▸ **AIM**: Echo the rows verbatim, starting with the line that contains "sidebar-item-explore[interactable]: Khám phá" and continuing through the line that contains "comment-divider <box>369 431 696 432</box>".

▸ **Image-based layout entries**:
* * * * *
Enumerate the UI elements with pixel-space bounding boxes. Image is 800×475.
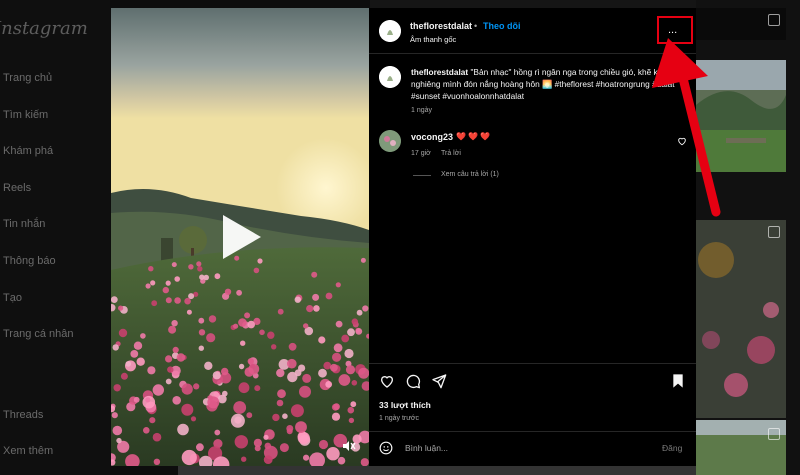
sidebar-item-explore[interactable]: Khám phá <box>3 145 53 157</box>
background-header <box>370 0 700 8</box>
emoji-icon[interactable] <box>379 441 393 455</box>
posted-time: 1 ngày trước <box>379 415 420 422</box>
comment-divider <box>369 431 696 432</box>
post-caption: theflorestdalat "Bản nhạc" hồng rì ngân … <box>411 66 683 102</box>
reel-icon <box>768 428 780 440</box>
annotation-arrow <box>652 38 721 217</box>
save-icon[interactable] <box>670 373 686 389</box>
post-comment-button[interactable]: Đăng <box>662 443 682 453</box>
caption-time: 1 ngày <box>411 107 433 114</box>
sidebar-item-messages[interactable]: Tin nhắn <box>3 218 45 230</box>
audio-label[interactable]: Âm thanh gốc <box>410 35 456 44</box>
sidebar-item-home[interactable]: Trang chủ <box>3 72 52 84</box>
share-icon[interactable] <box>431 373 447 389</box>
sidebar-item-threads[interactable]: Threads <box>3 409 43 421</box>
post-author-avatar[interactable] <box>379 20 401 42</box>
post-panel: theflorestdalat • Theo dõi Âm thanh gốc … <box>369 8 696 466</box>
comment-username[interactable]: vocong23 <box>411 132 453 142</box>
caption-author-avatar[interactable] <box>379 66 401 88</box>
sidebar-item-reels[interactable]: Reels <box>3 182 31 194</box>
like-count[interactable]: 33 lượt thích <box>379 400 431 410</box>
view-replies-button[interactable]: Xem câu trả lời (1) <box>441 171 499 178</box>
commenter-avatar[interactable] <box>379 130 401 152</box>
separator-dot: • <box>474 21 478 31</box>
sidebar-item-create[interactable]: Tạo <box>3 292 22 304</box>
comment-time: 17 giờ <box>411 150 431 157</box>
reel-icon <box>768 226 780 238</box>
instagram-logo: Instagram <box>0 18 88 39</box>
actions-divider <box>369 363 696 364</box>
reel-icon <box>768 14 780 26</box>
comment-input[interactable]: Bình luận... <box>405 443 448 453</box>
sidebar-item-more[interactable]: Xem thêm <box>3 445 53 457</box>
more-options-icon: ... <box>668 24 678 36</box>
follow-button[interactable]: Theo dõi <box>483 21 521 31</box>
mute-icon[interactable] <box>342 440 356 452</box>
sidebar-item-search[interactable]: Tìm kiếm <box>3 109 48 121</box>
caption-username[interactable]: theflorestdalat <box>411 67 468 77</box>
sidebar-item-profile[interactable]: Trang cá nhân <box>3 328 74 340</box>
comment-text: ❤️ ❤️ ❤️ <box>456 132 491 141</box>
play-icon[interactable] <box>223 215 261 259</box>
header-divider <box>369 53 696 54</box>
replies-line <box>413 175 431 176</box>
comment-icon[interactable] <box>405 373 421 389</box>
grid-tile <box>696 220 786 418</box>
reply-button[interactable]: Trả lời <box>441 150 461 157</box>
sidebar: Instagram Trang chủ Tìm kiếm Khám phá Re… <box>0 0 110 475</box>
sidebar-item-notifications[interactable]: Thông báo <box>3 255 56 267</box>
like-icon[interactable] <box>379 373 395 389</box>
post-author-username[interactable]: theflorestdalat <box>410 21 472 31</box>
* * * * *
▸ **OUTPUT**:
sidebar-item-explore[interactable]: Khám phá <box>3 145 53 157</box>
background-header <box>370 0 700 8</box>
emoji-icon[interactable] <box>379 441 393 455</box>
posted-time: 1 ngày trước <box>379 415 420 422</box>
comment-divider <box>369 431 696 432</box>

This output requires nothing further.